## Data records
↓↓↓

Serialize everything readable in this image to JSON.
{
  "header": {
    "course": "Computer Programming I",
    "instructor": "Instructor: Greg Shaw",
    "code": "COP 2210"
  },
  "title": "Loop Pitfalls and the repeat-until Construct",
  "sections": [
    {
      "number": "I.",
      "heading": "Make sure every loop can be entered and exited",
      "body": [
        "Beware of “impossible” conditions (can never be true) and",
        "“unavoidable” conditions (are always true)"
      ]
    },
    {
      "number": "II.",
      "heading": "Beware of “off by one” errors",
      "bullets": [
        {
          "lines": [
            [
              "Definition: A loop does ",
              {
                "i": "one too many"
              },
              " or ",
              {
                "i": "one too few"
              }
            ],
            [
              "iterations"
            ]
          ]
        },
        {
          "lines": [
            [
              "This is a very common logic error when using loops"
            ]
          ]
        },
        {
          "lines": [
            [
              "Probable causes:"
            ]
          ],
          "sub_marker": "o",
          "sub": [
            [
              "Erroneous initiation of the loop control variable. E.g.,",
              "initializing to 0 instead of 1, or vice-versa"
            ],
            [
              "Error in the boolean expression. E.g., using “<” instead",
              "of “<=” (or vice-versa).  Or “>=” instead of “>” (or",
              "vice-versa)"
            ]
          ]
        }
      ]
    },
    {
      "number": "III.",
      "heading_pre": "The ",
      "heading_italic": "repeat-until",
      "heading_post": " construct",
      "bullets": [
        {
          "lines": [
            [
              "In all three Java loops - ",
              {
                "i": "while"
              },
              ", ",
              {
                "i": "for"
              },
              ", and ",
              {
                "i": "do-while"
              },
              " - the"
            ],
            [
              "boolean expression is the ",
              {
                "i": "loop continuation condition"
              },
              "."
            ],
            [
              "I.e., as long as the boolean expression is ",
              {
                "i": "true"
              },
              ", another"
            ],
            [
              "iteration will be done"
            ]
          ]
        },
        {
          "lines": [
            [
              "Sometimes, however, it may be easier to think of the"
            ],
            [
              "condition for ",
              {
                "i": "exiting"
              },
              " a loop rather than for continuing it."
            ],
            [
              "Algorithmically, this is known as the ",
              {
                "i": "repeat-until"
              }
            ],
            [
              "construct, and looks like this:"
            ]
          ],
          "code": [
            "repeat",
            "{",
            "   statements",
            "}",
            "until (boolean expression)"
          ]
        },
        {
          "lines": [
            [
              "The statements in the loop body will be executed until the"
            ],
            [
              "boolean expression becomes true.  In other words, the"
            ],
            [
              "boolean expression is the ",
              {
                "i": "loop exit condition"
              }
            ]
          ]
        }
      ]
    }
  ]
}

↑↑↑

## GOAL OF THE EXERCISE
All of the material above needs to be retyped word for word.

## EXERCISE ANSWER
Serialize everything readable in this image to JSON.
{
  "header": {
    "course": "Computer Programming I",
    "instructor": "Instructor: Greg Shaw",
    "code": "COP 2210"
  },
  "title": "Loop Pitfalls and the repeat-until Construct",
  "sections": [
    {
      "number": "I.",
      "heading": "Make sure every loop can be entered and exited",
      "body": [
        "Beware of “impossible” conditions (can never be true) and",
        "“unavoidable” conditions (are always true)"
      ]
    },
    {
      "number": "II.",
      "heading": "Beware of “off by one” errors",
      "bullets": [
        {
          "lines": [
            [
              "Definition: A loop does ",
              {
                "i": "one too many"
              },
              " or ",
              {
                "i": "one too few"
              }
            ],
            [
              "iterations"
            ]
          ]
        },
        {
          "lines": [
            [
              "This is a very common logic error when using loops"
            ]
          ]
        },
        {
          "lines": [
            [
              "Probable causes:"
            ]
          ],
          "sub_marker": "o",
          "sub": [
            [
              "Erroneous initiation of the loop control variable. E.g.,",
              "initializing to 0 instead of 1, or vice-versa"
            ],
            [
              "Error in the boolean expression. E.g., using “<” instead",
              "of “<=” (or vice-versa).  Or “>=” instead of “>” (or",
              "vice-versa)"
            ]
          ]
        }
      ]
    },
    {
      "number": "III.",
      "heading_pre": "The ",
      "heading_italic": "repeat-until",
      "heading_post": " construct",
      "bullets": [
        {
          "lines": [
            [
              "In all three Java loops - ",
              {
                "i": "while"
              },
              ", ",
              {
                "i": "for"
              },
              ", and ",
              {
                "i": "do-while"
              },
              " - the"
            ],
            [
              "boolean expression is the ",
              {
                "i": "loop continuation condition"
              },
              "."
            ],
            [
              "I.e., as long as the boolean expression is ",
              {
                "i": "true"
              },
              ", another"
            ],
            [
              "iteration will be done"
            ]
          ]
        },
        {
          "lines": [
            [
              "Sometimes, however, it may be easier to think of the"
            ],
            [
              "condition for ",
              {
                "i": "exiting"
              },
              " a loop rather than for continuing it."
            ],
            [
              "Algorithmically, this is known as the ",
              {
                "i": "repeat-until"
              }
            ],
            [
              "construct, and looks like this:"
            ]
          ],
          "code": [
            "repeat",
            "{",
            "   statements",
            "}",
            "until (boolean expression)"
          ]
        },
        {
          "lines": [
            [
              "The statements in the loop body will be executed until the"
            ],
            [
              "boolean expression becomes true.  In other words, the"
            ],
            [
              "boolean expression is the ",
              {
                "i": "loop exit condition"
              }
            ]
          ]
        }
      ]
    }
  ]
}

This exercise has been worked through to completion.